## THE EXERCISE:
Wherever "marker" appears in a line, list that line.

☆ ☆ ☆

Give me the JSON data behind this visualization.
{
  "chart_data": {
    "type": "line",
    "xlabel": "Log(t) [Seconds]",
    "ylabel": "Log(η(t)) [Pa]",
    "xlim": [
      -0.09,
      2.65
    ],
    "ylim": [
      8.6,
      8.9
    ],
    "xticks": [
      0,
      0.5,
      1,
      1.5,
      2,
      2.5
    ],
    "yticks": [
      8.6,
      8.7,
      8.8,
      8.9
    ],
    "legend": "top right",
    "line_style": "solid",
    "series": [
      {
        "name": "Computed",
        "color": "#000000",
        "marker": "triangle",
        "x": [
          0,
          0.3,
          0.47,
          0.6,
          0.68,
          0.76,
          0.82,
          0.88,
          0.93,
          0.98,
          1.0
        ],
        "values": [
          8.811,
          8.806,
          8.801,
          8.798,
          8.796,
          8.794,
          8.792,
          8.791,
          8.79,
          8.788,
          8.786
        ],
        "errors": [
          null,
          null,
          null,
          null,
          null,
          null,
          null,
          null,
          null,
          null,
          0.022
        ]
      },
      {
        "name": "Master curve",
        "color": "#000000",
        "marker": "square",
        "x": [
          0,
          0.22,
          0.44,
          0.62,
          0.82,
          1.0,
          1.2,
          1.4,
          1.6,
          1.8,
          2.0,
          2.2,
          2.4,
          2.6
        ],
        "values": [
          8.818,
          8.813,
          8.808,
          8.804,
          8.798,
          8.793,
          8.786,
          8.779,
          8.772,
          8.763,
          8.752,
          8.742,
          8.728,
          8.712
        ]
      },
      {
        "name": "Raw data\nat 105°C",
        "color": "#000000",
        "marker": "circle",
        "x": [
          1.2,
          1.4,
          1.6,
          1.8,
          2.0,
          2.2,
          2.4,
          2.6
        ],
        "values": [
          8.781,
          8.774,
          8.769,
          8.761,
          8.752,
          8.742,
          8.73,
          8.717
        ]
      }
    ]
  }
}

☆ ☆ ☆

## RESULT FOR THIS EXERCISE:
        "marker": "triangle",
        "marker": "square",
        "marker": "circle",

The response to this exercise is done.